→ Work to do: Tell how many lines in the data below include the word "empyème". The answer is the number only.

→ Recorded data:
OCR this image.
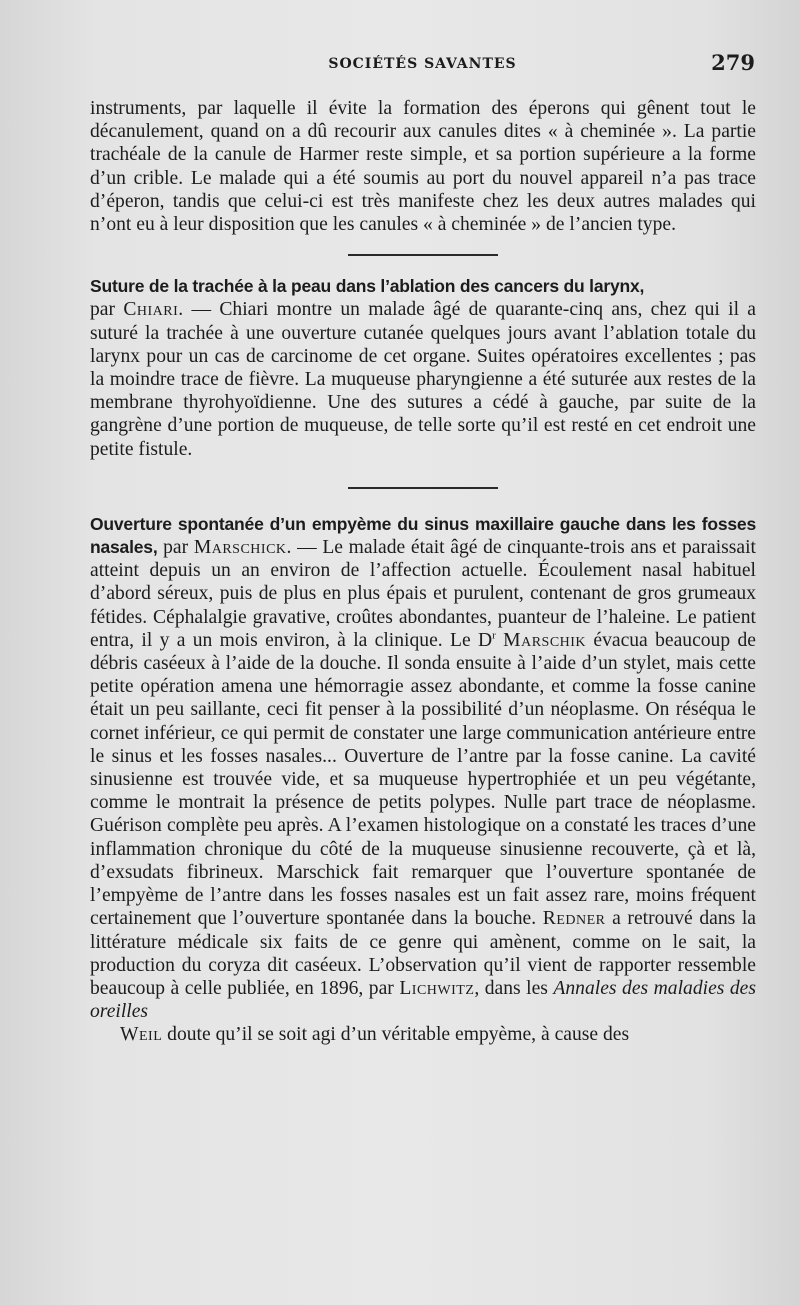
SOCIÉTÉS SAVANTES	279

instruments, par laquelle il évite la formation des éperons qui gênent tout le décanulement, quand on a dû recourir aux canules dites « à cheminée ». La partie trachéale de la canule de Harmer reste simple, et sa portion supérieure a la forme d’un crible. Le malade qui a été soumis au port du nouvel appareil n’a pas trace d’éperon, tandis que celui-ci est très manifeste chez les deux autres malades qui n’ont eu à leur disposition que les canules « à cheminée » de l’ancien type.

Suture de la trachée à la peau dans l’ablation des cancers du larynx,
par Chiari. — Chiari montre un malade âgé de quarante-cinq ans, chez qui il a suturé la trachée à une ouverture cutanée quelques jours avant l’ablation totale du larynx pour un cas de carcinome de cet organe. Suites opératoires excellentes ; pas la moindre trace de fièvre. La muqueuse pharyngienne a été suturée aux restes de la membrane thyrohyoïdienne. Une des sutures a cédé à gauche, par suite de la gangrène d’une portion de muqueuse, de telle sorte qu’il est resté en cet endroit une petite fistule.

Ouverture spontanée d’un empyème du sinus maxillaire gauche dans les fosses nasales, par Marschick. — Le malade était âgé de cinquante-trois ans et paraissait atteint depuis un an environ de l’affection actuelle. Écoulement nasal habituel d’abord séreux, puis de plus en plus épais et purulent, contenant de gros grumeaux fétides. Céphalalgie gravative, croûtes abondantes, puanteur de l’haleine. Le patient entra, il y a un mois environ, à la clinique. Le $D^r$ Marschik évacua beaucoup de débris caséeux à l’aide de la douche. Il sonda ensuite à l’aide d’un stylet, mais cette petite opération amena une hémorragie assez abondante, et comme la fosse canine était un peu saillante, ceci fit penser à la possibilité d’un néoplasme. On réséqua le cornet inférieur, ce qui permit de constater une large communication antérieure entre le sinus et les fosses nasales... Ouverture de l’antre par la fosse canine. La cavité sinusienne est trouvée vide, et sa muqueuse hypertrophiée et un peu végétante, comme le montrait la présence de petits polypes. Nulle part trace de néoplasme. Guérison complète peu après. A l’examen histologique on a constaté les traces d’une inflammation chronique du côté de la muqueuse sinusienne recouverte, çà et là, d’exsudats fibrineux. Marschick fait remarquer que l’ouverture spontanée de l’empyème de l’antre dans les fosses nasales est un fait assez rare, moins fréquent certainement que l’ouverture spontanée dans la bouche. Redner a retrouvé dans la littérature médicale six faits de ce genre qui amènent, comme on le sait, la production du coryza dit caséeux. L’observation qu’il vient de rapporter ressemble beaucoup à celle publiée, en 1896, par Lichwitz, dans les Annales des maladies des oreilles

Weil doute qu’il se soit agi d’un véritable empyème, à cause des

→ Complete answer: 2